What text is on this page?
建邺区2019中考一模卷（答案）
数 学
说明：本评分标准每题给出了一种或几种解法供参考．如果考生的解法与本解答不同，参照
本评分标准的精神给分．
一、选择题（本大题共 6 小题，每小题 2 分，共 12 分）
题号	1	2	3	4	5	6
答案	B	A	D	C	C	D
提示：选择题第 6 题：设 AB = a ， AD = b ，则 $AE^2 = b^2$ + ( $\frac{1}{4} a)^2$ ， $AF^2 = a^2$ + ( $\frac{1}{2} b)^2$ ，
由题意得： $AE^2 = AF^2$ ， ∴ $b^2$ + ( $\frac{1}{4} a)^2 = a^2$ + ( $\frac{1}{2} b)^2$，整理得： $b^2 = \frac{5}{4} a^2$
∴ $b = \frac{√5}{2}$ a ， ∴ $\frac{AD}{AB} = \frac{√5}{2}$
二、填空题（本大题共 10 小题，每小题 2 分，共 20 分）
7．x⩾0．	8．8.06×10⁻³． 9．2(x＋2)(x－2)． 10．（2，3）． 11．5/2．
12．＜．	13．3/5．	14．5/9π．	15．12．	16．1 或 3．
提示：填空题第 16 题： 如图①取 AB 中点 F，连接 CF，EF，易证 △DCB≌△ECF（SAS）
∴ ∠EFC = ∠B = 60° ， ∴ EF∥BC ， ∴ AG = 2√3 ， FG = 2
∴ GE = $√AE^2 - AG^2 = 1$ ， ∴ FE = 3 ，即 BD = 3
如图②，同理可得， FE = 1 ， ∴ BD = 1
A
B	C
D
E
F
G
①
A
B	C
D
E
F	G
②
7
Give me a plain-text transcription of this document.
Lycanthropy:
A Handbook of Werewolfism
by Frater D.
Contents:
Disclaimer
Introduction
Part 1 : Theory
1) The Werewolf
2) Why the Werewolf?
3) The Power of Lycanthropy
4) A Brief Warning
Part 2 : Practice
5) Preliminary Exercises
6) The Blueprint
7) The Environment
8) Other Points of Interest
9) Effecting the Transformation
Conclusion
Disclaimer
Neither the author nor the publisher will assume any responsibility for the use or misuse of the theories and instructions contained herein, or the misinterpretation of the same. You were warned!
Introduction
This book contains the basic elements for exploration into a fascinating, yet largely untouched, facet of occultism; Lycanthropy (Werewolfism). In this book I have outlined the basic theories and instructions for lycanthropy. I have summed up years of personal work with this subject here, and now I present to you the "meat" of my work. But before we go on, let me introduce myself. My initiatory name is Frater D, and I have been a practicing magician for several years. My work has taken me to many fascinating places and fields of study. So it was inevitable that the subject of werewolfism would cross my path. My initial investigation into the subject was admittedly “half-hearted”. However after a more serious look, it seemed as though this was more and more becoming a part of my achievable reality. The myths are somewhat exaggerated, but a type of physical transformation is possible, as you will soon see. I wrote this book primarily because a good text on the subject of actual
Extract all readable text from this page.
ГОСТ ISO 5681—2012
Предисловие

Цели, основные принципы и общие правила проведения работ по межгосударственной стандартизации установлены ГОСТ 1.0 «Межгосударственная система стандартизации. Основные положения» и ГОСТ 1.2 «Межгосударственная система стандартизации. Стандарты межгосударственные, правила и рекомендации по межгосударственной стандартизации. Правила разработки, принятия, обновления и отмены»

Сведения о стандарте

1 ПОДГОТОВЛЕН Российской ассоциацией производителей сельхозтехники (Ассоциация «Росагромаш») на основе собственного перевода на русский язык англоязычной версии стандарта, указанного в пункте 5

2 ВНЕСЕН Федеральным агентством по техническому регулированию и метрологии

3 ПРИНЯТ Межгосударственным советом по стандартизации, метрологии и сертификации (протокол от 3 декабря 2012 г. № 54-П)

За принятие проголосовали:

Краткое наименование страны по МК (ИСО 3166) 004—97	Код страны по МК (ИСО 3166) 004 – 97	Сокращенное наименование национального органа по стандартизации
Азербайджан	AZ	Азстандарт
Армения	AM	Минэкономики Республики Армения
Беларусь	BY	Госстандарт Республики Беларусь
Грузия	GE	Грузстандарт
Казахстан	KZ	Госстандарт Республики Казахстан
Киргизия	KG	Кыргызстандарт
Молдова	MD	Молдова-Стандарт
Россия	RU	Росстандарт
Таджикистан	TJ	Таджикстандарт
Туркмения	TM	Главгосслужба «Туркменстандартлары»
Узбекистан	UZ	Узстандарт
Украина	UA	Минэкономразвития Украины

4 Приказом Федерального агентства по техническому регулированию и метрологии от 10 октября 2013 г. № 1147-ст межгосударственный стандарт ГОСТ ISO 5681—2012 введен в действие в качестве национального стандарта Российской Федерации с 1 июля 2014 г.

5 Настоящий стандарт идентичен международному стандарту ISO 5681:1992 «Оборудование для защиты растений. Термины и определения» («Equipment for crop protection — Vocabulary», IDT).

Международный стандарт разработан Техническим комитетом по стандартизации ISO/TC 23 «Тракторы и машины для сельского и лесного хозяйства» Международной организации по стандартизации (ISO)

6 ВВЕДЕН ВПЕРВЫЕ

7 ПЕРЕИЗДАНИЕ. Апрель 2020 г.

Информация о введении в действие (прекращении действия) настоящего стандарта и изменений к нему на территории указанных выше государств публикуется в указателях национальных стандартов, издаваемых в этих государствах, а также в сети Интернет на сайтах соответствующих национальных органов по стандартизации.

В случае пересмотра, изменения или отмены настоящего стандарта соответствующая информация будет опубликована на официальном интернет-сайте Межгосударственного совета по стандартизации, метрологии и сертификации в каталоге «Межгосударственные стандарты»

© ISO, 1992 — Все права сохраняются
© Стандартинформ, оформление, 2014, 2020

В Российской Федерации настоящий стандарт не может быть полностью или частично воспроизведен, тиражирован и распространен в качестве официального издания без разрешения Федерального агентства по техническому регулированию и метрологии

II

◆ ◆ ◆ ◆ ◆

• _Problem details_: Please reproduce each record precisely as written.

• _Solution for this problem_:
What text is on this page?
建邺区2019中考一模卷（答案）
数 学
说明：本评分标准每题给出了一种或几种解法供参考．如果考生的解法与本解答不同，参照
本评分标准的精神给分．
一、选择题（本大题共 6 小题，每小题 2 分，共 12 分）
题号	1	2	3	4	5	6
答案	B	A	D	C	C	D
提示：选择题第 6 题：设 AB = a ， AD = b ，则 $AE^2 = b^2$ + ( $\frac{1}{4} a)^2$ ， $AF^2 = a^2$ + ( $\frac{1}{2} b)^2$ ，
由题意得： $AE^2 = AF^2$ ， ∴ $b^2$ + ( $\frac{1}{4} a)^2 = a^2$ + ( $\frac{1}{2} b)^2$，整理得： $b^2 = \frac{5}{4} a^2$
∴ $b = \frac{√5}{2}$ a ， ∴ $\frac{AD}{AB} = \frac{√5}{2}$
二、填空题（本大题共 10 小题，每小题 2 分，共 20 分）
7．x⩾0．	8．8.06×10⁻³． 9．2(x＋2)(x－2)． 10．（2，3）． 11．5/2．
12．＜．	13．3/5．	14．5/9π．	15．12．	16．1 或 3．
提示：填空题第 16 题： 如图①取 AB 中点 F，连接 CF，EF，易证 △DCB≌△ECF（SAS）
∴ ∠EFC = ∠B = 60° ， ∴ EF∥BC ， ∴ AG = 2√3 ， FG = 2
∴ GE = $√AE^2 - AG^2 = 1$ ， ∴ FE = 3 ，即 BD = 3
如图②，同理可得， FE = 1 ， ∴ BD = 1
A
B	C
D
E
F
G
①
A
B	C
D
E
F	G
②
7
Give me a plain-text transcription of this document.
Lycanthropy:
A Handbook of Werewolfism
by Frater D.
Contents:
Disclaimer
Introduction
Part 1 : Theory
1) The Werewolf
2) Why the Werewolf?
3) The Power of Lycanthropy
4) A Brief Warning
Part 2 : Practice
5) Preliminary Exercises
6) The Blueprint
7) The Environment
8) Other Points of Interest
9) Effecting the Transformation
Conclusion
Disclaimer
Neither the author nor the publisher will assume any responsibility for the use or misuse of the theories and instructions contained herein, or the misinterpretation of the same. You were warned!
Introduction
This book contains the basic elements for exploration into a fascinating, yet largely untouched, facet of occultism; Lycanthropy (Werewolfism). In this book I have outlined the basic theories and instructions for lycanthropy. I have summed up years of personal work with this subject here, and now I present to you the "meat" of my work. But before we go on, let me introduce myself. My initiatory name is Frater D, and I have been a practicing magician for several years. My work has taken me to many fascinating places and fields of study. So it was inevitable that the subject of werewolfism would cross my path. My initial investigation into the subject was admittedly “half-hearted”. However after a more serious look, it seemed as though this was more and more becoming a part of my achievable reality. The myths are somewhat exaggerated, but a type of physical transformation is possible, as you will soon see. I wrote this book primarily because a good text on the subject of actual
Extract all readable text from this page.
ГОСТ ISO 5681—2012
Предисловие

Цели, основные принципы и общие правила проведения работ по межгосударственной стандартизации установлены ГОСТ 1.0 «Межгосударственная система стандартизации. Основные положения» и ГОСТ 1.2 «Межгосударственная система стандартизации. Стандарты межгосударственные, правила и рекомендации по межгосударственной стандартизации. Правила разработки, принятия, обновления и отмены»

Сведения о стандарте

1 ПОДГОТОВЛЕН Российской ассоциацией производителей сельхозтехники (Ассоциация «Росагромаш») на основе собственного перевода на русский язык англоязычной версии стандарта, указанного в пункте 5

2 ВНЕСЕН Федеральным агентством по техническому регулированию и метрологии

3 ПРИНЯТ Межгосударственным советом по стандартизации, метрологии и сертификации (протокол от 3 декабря 2012 г. № 54-П)

За принятие проголосовали:

Краткое наименование страны по МК (ИСО 3166) 004—97	Код страны по МК (ИСО 3166) 004 – 97	Сокращенное наименование национального органа по стандартизации
Азербайджан	AZ	Азстандарт
Армения	AM	Минэкономики Республики Армения
Беларусь	BY	Госстандарт Республики Беларусь
Грузия	GE	Грузстандарт
Казахстан	KZ	Госстандарт Республики Казахстан
Киргизия	KG	Кыргызстандарт
Молдова	MD	Молдова-Стандарт
Россия	RU	Росстандарт
Таджикистан	TJ	Таджикстандарт
Туркмения	TM	Главгосслужба «Туркменстандартлары»
Узбекистан	UZ	Узстандарт
Украина	UA	Минэкономразвития Украины

4 Приказом Федерального агентства по техническому регулированию и метрологии от 10 октября 2013 г. № 1147-ст межгосударственный стандарт ГОСТ ISO 5681—2012 введен в действие в качестве национального стандарта Российской Федерации с 1 июля 2014 г.

5 Настоящий стандарт идентичен международному стандарту ISO 5681:1992 «Оборудование для защиты растений. Термины и определения» («Equipment for crop protection — Vocabulary», IDT).

Международный стандарт разработан Техническим комитетом по стандартизации ISO/TC 23 «Тракторы и машины для сельского и лесного хозяйства» Международной организации по стандартизации (ISO)

6 ВВЕДЕН ВПЕРВЫЕ

7 ПЕРЕИЗДАНИЕ. Апрель 2020 г.

Информация о введении в действие (прекращении действия) настоящего стандарта и изменений к нему на территории указанных выше государств публикуется в указателях национальных стандартов, издаваемых в этих государствах, а также в сети Интернет на сайтах соответствующих национальных органов по стандартизации.

В случае пересмотра, изменения или отмены настоящего стандарта соответствующая информация будет опубликована на официальном интернет-сайте Межгосударственного совета по стандартизации, метрологии и сертификации в каталоге «Межгосударственные стандарты»

© ISO, 1992 — Все права сохраняются
© Стандартинформ, оформление, 2014, 2020

В Российской Федерации настоящий стандарт не может быть полностью или частично воспроизведен, тиражирован и распространен в качестве официального издания без разрешения Федерального агентства по техническому регулированию и метрологии

II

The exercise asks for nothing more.